• Dataset:

>> Begin

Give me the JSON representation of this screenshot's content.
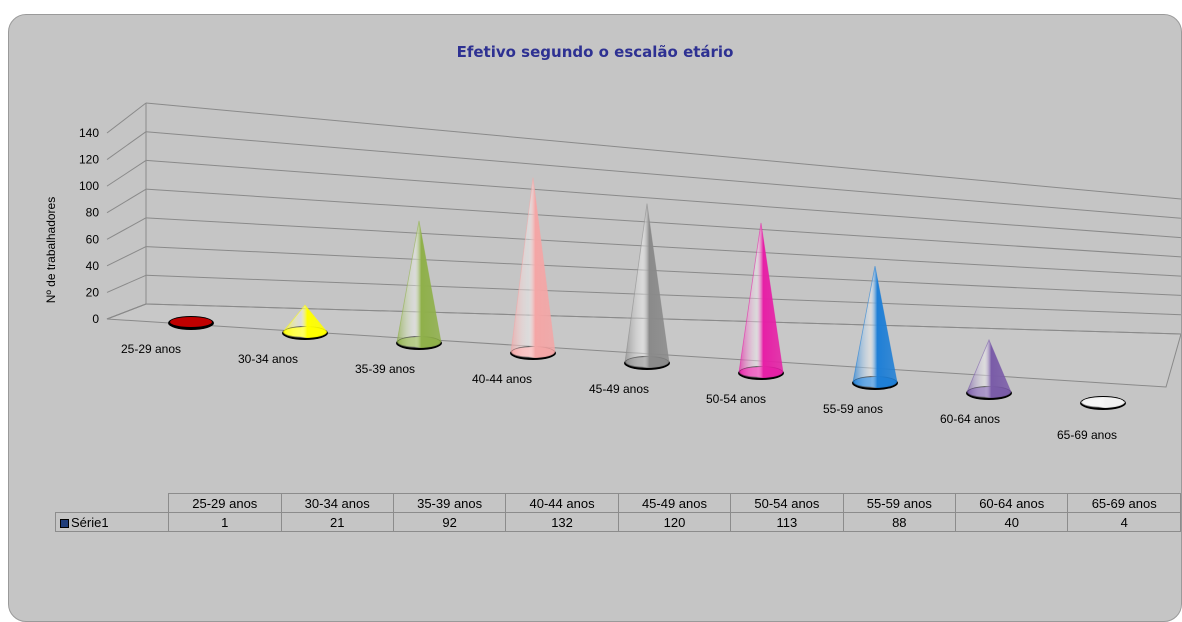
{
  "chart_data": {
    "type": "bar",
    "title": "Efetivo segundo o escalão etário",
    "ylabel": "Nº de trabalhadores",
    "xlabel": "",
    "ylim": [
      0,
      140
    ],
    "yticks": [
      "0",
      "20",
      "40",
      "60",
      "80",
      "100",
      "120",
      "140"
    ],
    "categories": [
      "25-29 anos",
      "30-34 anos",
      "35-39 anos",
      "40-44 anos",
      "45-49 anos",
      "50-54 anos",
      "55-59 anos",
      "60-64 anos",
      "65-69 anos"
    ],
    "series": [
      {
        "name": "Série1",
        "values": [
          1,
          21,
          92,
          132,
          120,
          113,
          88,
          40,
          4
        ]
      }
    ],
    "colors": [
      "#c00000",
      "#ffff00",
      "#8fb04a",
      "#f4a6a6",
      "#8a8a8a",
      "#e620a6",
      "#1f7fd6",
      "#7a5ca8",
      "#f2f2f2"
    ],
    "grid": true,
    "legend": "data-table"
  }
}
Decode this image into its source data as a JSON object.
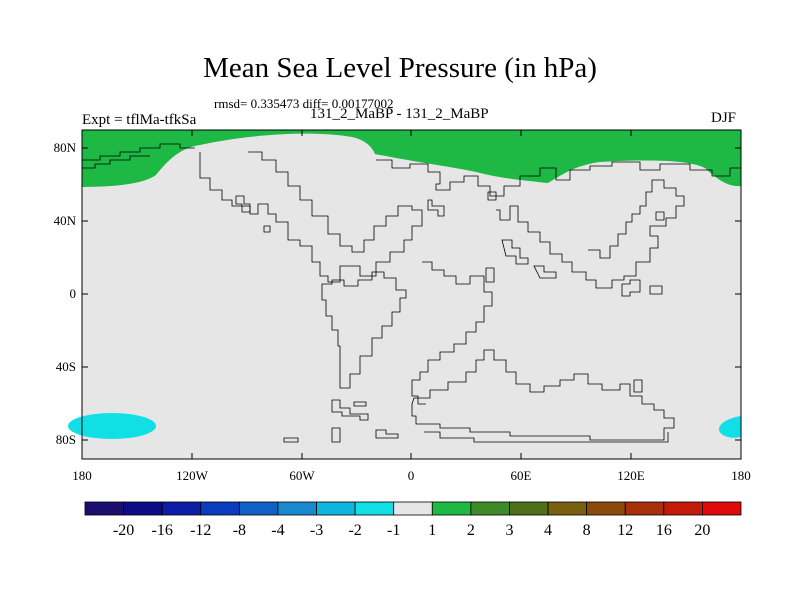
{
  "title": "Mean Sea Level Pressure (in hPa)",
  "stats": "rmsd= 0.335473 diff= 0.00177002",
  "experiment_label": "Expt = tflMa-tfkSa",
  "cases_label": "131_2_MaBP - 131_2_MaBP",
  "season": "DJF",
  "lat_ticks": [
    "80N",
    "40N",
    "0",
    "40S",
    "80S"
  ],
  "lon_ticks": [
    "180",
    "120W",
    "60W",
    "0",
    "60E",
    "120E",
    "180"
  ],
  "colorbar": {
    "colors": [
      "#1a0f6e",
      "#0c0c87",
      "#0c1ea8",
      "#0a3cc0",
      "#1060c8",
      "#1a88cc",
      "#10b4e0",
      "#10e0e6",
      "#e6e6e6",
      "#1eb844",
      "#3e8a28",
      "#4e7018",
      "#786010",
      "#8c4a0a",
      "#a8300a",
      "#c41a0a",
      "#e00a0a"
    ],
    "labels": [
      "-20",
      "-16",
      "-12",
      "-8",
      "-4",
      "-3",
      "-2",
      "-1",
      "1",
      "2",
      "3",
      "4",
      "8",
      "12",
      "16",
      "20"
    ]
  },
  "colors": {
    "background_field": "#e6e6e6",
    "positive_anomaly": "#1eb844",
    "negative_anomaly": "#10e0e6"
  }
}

>> End

• Request:
Drop the images and quote the entries word for word.

• Solution for this exercise:
Give me the JSON representation of this screenshot's content.
{
  "chart_data": {
    "type": "bar",
    "title": "Efetivo segundo o escalão etário",
    "ylabel": "Nº de trabalhadores",
    "xlabel": "",
    "ylim": [
      0,
      140
    ],
    "yticks": [
      "0",
      "20",
      "40",
      "60",
      "80",
      "100",
      "120",
      "140"
    ],
    "categories": [
      "25-29 anos",
      "30-34 anos",
      "35-39 anos",
      "40-44 anos",
      "45-49 anos",
      "50-54 anos",
      "55-59 anos",
      "60-64 anos",
      "65-69 anos"
    ],
    "series": [
      {
        "name": "Série1",
        "values": [
          1,
          21,
          92,
          132,
          120,
          113,
          88,
          40,
          4
        ]
      }
    ],
    "colors": [
      "#c00000",
      "#ffff00",
      "#8fb04a",
      "#f4a6a6",
      "#8a8a8a",
      "#e620a6",
      "#1f7fd6",
      "#7a5ca8",
      "#f2f2f2"
    ],
    "grid": true,
    "legend": "data-table"
  }
}
Decode this image into its source data as a JSON object.
{
  "title": "Mean Sea Level Pressure (in hPa)",
  "stats": "rmsd= 0.335473 diff= 0.00177002",
  "experiment_label": "Expt = tflMa-tfkSa",
  "cases_label": "131_2_MaBP - 131_2_MaBP",
  "season": "DJF",
  "lat_ticks": [
    "80N",
    "40N",
    "0",
    "40S",
    "80S"
  ],
  "lon_ticks": [
    "180",
    "120W",
    "60W",
    "0",
    "60E",
    "120E",
    "180"
  ],
  "colorbar": {
    "colors": [
      "#1a0f6e",
      "#0c0c87",
      "#0c1ea8",
      "#0a3cc0",
      "#1060c8",
      "#1a88cc",
      "#10b4e0",
      "#10e0e6",
      "#e6e6e6",
      "#1eb844",
      "#3e8a28",
      "#4e7018",
      "#786010",
      "#8c4a0a",
      "#a8300a",
      "#c41a0a",
      "#e00a0a"
    ],
    "labels": [
      "-20",
      "-16",
      "-12",
      "-8",
      "-4",
      "-3",
      "-2",
      "-1",
      "1",
      "2",
      "3",
      "4",
      "8",
      "12",
      "16",
      "20"
    ]
  },
  "colors": {
    "background_field": "#e6e6e6",
    "positive_anomaly": "#1eb844",
    "negative_anomaly": "#10e0e6"
  }
}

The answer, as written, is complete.